=== DIRECTION ===
Quote the listing below in its entirety, omitting every image.

[Begin DATA ENTRIES]

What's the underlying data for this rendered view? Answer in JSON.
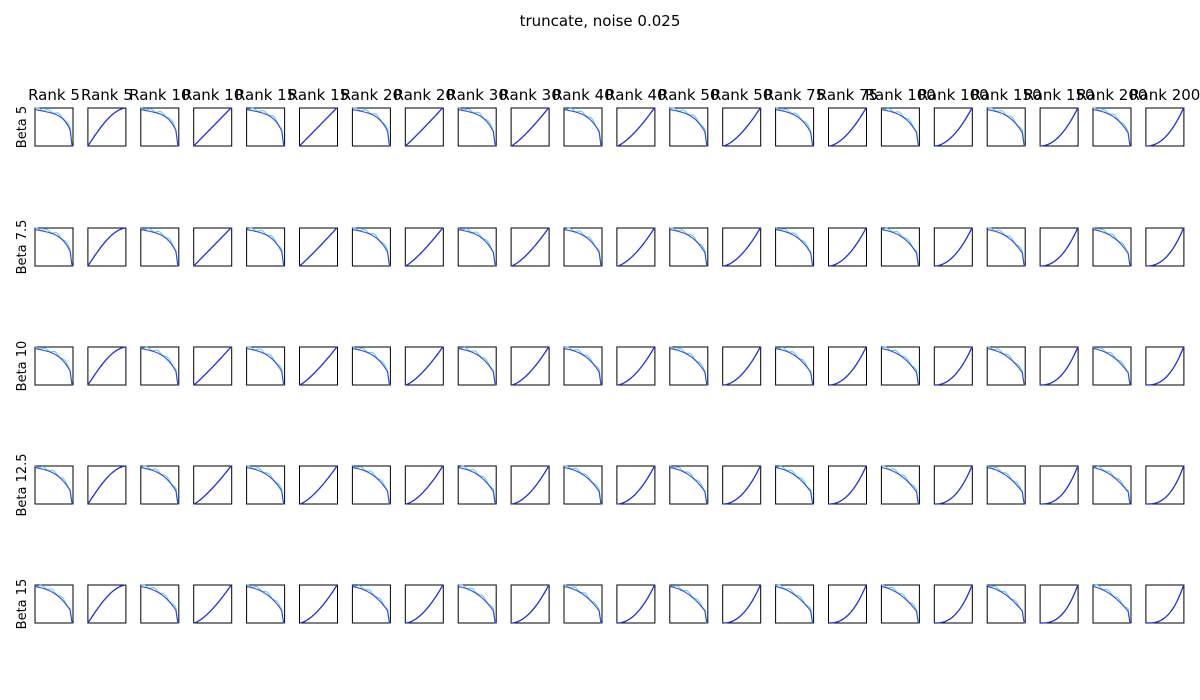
{
  "figure": {
    "title": "truncate, noise 0.025"
  },
  "chart_data": {
    "type": "line",
    "title": "truncate, noise 0.025",
    "columns": [
      "Rank 5",
      "Rank 5",
      "Rank 10",
      "Rank 10",
      "Rank 15",
      "Rank 15",
      "Rank 20",
      "Rank 20",
      "Rank 30",
      "Rank 30",
      "Rank 40",
      "Rank 40",
      "Rank 50",
      "Rank 50",
      "Rank 75",
      "Rank 75",
      "Rank 100",
      "Rank 100",
      "Rank 150",
      "Rank 150",
      "Rank 200",
      "Rank 200"
    ],
    "rows": [
      "Beta 5",
      "Beta 7.5",
      "Beta 10",
      "Beta 12.5",
      "Beta 15"
    ],
    "panel_kinds": [
      "decreasing",
      "increasing"
    ],
    "colors": {
      "light_series": "#3fc6ee",
      "dark_series": "#1f2fd8",
      "frame": "#000000"
    },
    "axes": {
      "ticks": "none",
      "grid": false,
      "xlim": [
        0,
        1
      ],
      "ylim": [
        0,
        1
      ]
    }
  }
}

[End DATA ENTRIES]

=== COMPLETE OUTPUT ===
What's the underlying data for this rendered view? Answer in JSON.
{
  "figure": {
    "title": "truncate, noise 0.025"
  },
  "chart_data": {
    "type": "line",
    "title": "truncate, noise 0.025",
    "columns": [
      "Rank 5",
      "Rank 5",
      "Rank 10",
      "Rank 10",
      "Rank 15",
      "Rank 15",
      "Rank 20",
      "Rank 20",
      "Rank 30",
      "Rank 30",
      "Rank 40",
      "Rank 40",
      "Rank 50",
      "Rank 50",
      "Rank 75",
      "Rank 75",
      "Rank 100",
      "Rank 100",
      "Rank 150",
      "Rank 150",
      "Rank 200",
      "Rank 200"
    ],
    "rows": [
      "Beta 5",
      "Beta 7.5",
      "Beta 10",
      "Beta 12.5",
      "Beta 15"
    ],
    "panel_kinds": [
      "decreasing",
      "increasing"
    ],
    "colors": {
      "light_series": "#3fc6ee",
      "dark_series": "#1f2fd8",
      "frame": "#000000"
    },
    "axes": {
      "ticks": "none",
      "grid": false,
      "xlim": [
        0,
        1
      ],
      "ylim": [
        0,
        1
      ]
    }
  }
}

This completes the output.